— start of DATA FOR THE TASK —
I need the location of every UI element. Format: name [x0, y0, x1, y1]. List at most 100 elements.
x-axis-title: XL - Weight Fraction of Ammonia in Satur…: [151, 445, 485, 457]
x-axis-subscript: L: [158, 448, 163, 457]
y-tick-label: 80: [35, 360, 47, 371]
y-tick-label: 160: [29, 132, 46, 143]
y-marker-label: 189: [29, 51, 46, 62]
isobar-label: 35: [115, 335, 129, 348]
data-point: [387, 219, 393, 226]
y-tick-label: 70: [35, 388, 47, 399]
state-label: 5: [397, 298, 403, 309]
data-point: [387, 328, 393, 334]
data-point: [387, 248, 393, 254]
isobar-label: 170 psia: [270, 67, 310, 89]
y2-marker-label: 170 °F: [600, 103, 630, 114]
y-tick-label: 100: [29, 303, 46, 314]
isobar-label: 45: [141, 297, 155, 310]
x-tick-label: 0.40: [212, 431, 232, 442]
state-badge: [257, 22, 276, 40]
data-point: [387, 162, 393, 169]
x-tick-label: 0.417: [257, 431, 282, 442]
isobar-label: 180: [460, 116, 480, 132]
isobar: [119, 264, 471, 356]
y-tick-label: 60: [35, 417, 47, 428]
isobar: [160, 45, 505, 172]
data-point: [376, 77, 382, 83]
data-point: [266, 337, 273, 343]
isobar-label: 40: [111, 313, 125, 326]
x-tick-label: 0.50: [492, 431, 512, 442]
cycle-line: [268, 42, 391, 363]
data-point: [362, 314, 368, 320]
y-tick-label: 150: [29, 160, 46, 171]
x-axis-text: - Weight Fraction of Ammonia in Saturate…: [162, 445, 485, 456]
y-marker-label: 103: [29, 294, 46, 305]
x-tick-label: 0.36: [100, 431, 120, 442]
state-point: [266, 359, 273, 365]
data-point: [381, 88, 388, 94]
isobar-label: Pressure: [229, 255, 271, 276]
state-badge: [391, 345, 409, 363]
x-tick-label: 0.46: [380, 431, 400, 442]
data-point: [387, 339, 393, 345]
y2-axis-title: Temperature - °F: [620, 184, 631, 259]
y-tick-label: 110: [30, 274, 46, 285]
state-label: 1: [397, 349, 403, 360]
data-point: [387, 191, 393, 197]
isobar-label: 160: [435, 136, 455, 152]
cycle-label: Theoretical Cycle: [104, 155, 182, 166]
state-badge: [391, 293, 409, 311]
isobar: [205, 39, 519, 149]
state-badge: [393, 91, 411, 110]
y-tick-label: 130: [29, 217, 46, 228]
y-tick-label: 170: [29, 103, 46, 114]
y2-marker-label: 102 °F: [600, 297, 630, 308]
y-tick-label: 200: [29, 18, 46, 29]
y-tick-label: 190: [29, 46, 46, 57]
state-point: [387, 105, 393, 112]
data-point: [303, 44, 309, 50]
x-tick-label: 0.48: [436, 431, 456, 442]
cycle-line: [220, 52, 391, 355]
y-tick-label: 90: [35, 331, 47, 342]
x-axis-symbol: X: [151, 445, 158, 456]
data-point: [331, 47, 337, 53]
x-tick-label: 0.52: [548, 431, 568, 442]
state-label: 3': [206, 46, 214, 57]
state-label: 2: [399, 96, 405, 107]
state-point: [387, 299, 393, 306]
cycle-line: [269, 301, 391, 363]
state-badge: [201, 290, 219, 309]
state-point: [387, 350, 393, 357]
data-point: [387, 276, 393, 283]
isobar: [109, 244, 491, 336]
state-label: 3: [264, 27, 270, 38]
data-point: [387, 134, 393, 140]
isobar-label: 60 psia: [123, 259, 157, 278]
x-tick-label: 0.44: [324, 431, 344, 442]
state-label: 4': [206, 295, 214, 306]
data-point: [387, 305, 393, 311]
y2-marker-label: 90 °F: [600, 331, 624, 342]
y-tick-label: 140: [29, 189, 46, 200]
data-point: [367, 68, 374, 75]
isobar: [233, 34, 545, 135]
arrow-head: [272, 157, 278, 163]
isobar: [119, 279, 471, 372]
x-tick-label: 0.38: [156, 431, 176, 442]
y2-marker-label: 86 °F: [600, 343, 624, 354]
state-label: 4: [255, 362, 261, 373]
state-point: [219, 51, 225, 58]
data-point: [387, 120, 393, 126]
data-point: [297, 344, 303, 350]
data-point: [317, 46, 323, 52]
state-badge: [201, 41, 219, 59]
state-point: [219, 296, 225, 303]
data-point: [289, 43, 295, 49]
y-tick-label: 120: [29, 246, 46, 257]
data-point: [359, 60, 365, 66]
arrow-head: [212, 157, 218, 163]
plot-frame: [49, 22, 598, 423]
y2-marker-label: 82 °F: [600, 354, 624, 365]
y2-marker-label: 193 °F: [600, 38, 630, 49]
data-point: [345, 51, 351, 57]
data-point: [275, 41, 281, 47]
— end of DATA FOR THE TASK —
* WHAT NEEDS TO BE DONE
Could you repeat the records from the start through the line containing "y-tick-label: 70: [35, 388, 47, 399]", substituting "pressure-label" for "isobar-label" and leaving everything else unchanged?

* CORRECT RESPONSE
I need the location of every UI element. Format: name [x0, y0, x1, y1]. List at most 100 elements.
x-axis-title: XL - Weight Fraction of Ammonia in Satur…: [151, 445, 485, 457]
x-axis-subscript: L: [158, 448, 163, 457]
y-tick-label: 80: [35, 360, 47, 371]
y-tick-label: 160: [29, 132, 46, 143]
y-marker-label: 189: [29, 51, 46, 62]
pressure-label: 35: [115, 335, 129, 348]
data-point: [387, 219, 393, 226]
y-tick-label: 70: [35, 388, 47, 399]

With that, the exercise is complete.